TO DO
Scan the data for "DEATHLESS" and copy the lines it appears in.

-- Begin --

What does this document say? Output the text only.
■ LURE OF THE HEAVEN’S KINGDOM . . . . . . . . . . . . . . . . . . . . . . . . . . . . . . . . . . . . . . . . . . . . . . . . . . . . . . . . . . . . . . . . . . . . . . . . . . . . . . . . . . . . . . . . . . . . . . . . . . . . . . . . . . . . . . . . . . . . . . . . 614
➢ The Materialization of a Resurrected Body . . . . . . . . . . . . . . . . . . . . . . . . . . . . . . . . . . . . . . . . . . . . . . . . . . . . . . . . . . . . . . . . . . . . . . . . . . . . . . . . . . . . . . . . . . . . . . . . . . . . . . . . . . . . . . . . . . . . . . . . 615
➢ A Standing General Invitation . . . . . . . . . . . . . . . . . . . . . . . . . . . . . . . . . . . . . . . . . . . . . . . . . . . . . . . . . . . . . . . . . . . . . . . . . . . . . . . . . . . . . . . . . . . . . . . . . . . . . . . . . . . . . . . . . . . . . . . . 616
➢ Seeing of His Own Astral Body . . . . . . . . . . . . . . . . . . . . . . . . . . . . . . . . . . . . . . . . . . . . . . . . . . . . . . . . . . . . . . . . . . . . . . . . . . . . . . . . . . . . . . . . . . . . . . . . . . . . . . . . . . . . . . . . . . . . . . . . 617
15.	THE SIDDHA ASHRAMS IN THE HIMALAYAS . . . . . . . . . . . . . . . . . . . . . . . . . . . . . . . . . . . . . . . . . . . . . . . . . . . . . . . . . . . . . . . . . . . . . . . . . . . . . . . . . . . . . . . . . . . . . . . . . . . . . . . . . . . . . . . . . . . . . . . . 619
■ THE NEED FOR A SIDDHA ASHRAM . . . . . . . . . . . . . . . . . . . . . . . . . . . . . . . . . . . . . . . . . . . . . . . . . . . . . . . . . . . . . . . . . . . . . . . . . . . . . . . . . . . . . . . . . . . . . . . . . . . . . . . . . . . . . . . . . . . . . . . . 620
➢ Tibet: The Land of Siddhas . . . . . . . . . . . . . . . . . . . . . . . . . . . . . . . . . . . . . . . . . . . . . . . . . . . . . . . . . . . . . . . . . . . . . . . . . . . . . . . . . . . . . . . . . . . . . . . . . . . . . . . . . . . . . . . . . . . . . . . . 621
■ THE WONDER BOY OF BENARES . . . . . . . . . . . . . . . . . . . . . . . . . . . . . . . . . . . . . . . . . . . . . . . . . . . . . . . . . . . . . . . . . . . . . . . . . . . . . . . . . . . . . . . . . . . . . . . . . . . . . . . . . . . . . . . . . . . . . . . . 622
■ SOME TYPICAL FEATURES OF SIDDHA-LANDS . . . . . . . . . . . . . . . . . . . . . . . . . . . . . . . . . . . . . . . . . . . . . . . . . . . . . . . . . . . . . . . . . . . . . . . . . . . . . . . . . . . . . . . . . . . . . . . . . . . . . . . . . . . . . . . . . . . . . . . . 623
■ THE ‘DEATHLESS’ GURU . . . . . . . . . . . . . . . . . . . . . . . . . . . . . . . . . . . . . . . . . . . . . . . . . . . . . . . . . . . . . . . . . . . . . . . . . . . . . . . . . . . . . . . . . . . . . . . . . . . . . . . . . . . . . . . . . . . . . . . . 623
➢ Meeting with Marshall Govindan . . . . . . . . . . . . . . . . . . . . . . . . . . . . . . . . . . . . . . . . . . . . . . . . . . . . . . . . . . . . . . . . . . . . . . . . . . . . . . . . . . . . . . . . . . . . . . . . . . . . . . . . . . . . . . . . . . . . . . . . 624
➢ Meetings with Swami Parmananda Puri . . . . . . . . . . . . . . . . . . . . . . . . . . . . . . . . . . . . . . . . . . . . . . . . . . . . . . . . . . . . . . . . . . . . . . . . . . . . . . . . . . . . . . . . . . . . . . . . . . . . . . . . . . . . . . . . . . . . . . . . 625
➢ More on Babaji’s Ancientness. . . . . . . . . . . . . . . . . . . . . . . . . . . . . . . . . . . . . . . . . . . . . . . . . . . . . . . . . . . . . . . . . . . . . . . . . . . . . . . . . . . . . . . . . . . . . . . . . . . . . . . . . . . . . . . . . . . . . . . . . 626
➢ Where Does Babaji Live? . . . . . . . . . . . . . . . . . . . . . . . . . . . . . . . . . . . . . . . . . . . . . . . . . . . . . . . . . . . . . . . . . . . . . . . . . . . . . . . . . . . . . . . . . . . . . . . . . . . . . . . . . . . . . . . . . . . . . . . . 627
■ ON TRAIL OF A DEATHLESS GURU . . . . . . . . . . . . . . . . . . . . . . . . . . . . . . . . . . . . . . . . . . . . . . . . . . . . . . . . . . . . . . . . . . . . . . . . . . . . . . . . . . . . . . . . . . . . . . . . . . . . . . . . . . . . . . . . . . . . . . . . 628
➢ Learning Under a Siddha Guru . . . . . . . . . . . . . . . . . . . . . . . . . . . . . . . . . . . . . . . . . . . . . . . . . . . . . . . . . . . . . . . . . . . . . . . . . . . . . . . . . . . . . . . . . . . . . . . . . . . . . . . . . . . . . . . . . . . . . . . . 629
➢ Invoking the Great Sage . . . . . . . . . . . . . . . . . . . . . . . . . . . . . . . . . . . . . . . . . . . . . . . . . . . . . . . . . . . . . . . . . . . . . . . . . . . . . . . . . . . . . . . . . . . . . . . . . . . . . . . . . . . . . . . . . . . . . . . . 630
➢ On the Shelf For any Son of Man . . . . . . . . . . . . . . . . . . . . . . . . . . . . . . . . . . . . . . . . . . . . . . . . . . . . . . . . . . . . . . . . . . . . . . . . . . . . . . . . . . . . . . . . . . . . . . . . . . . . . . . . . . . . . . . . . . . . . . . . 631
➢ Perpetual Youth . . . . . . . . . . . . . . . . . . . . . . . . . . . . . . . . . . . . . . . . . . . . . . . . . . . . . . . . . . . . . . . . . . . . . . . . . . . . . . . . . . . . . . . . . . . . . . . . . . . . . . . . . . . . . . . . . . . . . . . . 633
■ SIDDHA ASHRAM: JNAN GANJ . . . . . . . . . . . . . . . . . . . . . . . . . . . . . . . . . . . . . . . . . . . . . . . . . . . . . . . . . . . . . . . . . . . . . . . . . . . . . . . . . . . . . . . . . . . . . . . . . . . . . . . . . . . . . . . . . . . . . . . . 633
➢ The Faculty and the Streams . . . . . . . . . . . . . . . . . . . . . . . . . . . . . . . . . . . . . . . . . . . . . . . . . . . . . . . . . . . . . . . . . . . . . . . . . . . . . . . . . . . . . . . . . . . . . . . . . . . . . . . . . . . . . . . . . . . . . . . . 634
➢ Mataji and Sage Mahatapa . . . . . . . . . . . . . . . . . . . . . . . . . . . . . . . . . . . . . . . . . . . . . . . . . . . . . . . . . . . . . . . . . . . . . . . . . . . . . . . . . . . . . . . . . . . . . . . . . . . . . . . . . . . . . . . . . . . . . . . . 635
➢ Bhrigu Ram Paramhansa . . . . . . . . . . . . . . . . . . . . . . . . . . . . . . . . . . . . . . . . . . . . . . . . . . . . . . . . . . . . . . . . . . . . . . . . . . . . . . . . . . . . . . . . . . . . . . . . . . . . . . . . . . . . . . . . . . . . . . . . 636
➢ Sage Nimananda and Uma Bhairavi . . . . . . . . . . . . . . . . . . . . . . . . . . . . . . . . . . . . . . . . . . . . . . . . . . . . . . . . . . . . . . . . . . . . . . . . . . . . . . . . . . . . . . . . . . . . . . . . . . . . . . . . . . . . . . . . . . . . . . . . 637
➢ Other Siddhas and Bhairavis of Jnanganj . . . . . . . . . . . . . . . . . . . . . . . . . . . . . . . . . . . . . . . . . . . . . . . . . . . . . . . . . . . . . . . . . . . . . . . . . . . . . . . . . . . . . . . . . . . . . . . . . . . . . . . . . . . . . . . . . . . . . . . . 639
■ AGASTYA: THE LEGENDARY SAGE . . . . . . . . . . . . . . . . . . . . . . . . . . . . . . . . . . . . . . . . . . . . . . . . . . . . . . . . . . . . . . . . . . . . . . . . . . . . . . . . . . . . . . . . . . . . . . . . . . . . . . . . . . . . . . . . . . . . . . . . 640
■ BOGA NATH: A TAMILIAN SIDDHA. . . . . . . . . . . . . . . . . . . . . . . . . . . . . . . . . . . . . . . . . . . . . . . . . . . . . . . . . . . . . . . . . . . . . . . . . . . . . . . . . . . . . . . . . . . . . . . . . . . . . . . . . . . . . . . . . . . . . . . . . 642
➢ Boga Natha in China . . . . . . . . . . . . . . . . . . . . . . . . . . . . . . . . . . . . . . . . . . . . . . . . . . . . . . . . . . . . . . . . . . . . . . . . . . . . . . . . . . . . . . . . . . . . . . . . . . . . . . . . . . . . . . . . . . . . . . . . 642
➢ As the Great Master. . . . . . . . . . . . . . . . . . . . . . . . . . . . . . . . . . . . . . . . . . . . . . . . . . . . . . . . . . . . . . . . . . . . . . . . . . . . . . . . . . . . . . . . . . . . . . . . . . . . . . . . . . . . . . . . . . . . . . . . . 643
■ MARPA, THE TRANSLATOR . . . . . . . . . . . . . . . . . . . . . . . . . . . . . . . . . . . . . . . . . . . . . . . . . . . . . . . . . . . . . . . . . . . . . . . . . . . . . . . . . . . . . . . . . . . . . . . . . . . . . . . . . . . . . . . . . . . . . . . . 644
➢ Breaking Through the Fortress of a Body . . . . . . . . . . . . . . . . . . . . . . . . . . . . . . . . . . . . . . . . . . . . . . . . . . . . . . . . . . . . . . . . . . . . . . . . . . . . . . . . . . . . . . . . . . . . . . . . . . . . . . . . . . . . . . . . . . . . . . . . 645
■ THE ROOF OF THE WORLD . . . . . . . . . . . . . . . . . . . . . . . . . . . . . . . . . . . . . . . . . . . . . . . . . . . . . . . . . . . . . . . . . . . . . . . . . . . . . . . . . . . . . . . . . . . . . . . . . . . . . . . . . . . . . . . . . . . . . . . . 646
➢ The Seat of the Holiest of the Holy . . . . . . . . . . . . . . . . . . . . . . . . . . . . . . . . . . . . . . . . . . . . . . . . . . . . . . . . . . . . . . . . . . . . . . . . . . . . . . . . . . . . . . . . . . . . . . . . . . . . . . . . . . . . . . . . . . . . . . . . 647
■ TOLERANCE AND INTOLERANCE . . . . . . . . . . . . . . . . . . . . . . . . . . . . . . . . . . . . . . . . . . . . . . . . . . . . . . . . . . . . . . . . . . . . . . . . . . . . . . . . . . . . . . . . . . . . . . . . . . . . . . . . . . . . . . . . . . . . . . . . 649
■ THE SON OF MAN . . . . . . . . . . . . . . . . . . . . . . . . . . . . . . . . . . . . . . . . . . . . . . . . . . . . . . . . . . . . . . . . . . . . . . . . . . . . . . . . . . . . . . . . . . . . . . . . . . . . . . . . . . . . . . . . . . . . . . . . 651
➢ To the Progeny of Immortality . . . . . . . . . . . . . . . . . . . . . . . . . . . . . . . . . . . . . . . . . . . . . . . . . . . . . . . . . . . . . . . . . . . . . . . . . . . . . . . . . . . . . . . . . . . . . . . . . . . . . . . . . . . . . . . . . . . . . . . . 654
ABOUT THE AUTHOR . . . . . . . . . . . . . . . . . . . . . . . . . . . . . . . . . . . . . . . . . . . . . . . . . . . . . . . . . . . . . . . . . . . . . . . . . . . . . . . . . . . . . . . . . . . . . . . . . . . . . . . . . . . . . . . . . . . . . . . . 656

-- End --

WORKED ANSWER
■ THE ‘DEATHLESS’ GURU . . . . . . . . . . . . . . . . . . . . . . . . . . . . . . . . . . . . . . . . . . . . . . . . . . . . . . . . . . . . . . . . . . . . . . . . . . . . . . . . . . . . . . . . . . . . . . . . . . . . . . . . . . . . . . . . . . . . . . . . 623
■ ON TRAIL OF A DEATHLESS GURU . . . . . . . . . . . . . . . . . . . . . . . . . . . . . . . . . . . . . . . . . . . . . . . . . . . . . . . . . . . . . . . . . . . . . . . . . . . . . . . . . . . . . . . . . . . . . . . . . . . . . . . . . . . . . . . . . . . . . . . . 628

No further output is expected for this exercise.